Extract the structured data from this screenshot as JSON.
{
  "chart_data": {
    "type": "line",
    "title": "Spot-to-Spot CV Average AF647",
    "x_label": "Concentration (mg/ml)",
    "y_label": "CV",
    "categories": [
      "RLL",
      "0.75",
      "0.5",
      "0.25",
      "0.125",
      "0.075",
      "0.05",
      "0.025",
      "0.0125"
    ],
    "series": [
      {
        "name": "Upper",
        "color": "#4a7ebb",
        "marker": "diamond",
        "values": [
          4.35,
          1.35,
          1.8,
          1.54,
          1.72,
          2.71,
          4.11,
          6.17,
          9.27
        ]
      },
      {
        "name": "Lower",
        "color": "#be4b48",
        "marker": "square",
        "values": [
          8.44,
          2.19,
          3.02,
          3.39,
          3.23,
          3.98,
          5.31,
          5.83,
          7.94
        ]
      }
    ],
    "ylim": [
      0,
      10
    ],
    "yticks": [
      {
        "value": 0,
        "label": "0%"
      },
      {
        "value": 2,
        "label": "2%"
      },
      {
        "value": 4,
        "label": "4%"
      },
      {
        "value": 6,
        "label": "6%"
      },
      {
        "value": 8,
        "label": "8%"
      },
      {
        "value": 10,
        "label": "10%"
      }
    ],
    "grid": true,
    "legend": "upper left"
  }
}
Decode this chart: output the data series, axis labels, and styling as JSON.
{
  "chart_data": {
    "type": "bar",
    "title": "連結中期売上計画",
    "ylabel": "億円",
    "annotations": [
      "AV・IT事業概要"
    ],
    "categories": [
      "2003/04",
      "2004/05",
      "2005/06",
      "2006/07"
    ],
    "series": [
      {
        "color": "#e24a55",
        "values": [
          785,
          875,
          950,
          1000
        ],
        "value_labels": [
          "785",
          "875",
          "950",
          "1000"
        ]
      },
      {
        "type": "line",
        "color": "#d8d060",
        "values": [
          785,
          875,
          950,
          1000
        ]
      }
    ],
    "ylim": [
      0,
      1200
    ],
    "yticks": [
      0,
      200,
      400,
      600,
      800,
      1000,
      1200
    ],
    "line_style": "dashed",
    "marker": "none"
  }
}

—————

Exercise aim |
Output the full listing exactly as it stands.

Written reply |
Extract the structured data from this screenshot as JSON.
{
  "chart_data": {
    "type": "line",
    "title": "Spot-to-Spot CV Average AF647",
    "x_label": "Concentration (mg/ml)",
    "y_label": "CV",
    "categories": [
      "RLL",
      "0.75",
      "0.5",
      "0.25",
      "0.125",
      "0.075",
      "0.05",
      "0.025",
      "0.0125"
    ],
    "series": [
      {
        "name": "Upper",
        "color": "#4a7ebb",
        "marker": "diamond",
        "values": [
          4.35,
          1.35,
          1.8,
          1.54,
          1.72,
          2.71,
          4.11,
          6.17,
          9.27
        ]
      },
      {
        "name": "Lower",
        "color": "#be4b48",
        "marker": "square",
        "values": [
          8.44,
          2.19,
          3.02,
          3.39,
          3.23,
          3.98,
          5.31,
          5.83,
          7.94
        ]
      }
    ],
    "ylim": [
      0,
      10
    ],
    "yticks": [
      {
        "value": 0,
        "label": "0%"
      },
      {
        "value": 2,
        "label": "2%"
      },
      {
        "value": 4,
        "label": "4%"
      },
      {
        "value": 6,
        "label": "6%"
      },
      {
        "value": 8,
        "label": "8%"
      },
      {
        "value": 10,
        "label": "10%"
      }
    ],
    "grid": true,
    "legend": "upper left"
  }
}
Decode this chart: output the data series, axis labels, and styling as JSON.
{
  "chart_data": {
    "type": "bar",
    "title": "連結中期売上計画",
    "ylabel": "億円",
    "annotations": [
      "AV・IT事業概要"
    ],
    "categories": [
      "2003/04",
      "2004/05",
      "2005/06",
      "2006/07"
    ],
    "series": [
      {
        "color": "#e24a55",
        "values": [
          785,
          875,
          950,
          1000
        ],
        "value_labels": [
          "785",
          "875",
          "950",
          "1000"
        ]
      },
      {
        "type": "line",
        "color": "#d8d060",
        "values": [
          785,
          875,
          950,
          1000
        ]
      }
    ],
    "ylim": [
      0,
      1200
    ],
    "yticks": [
      0,
      200,
      400,
      600,
      800,
      1000,
      1200
    ],
    "line_style": "dashed",
    "marker": "none"
  }
}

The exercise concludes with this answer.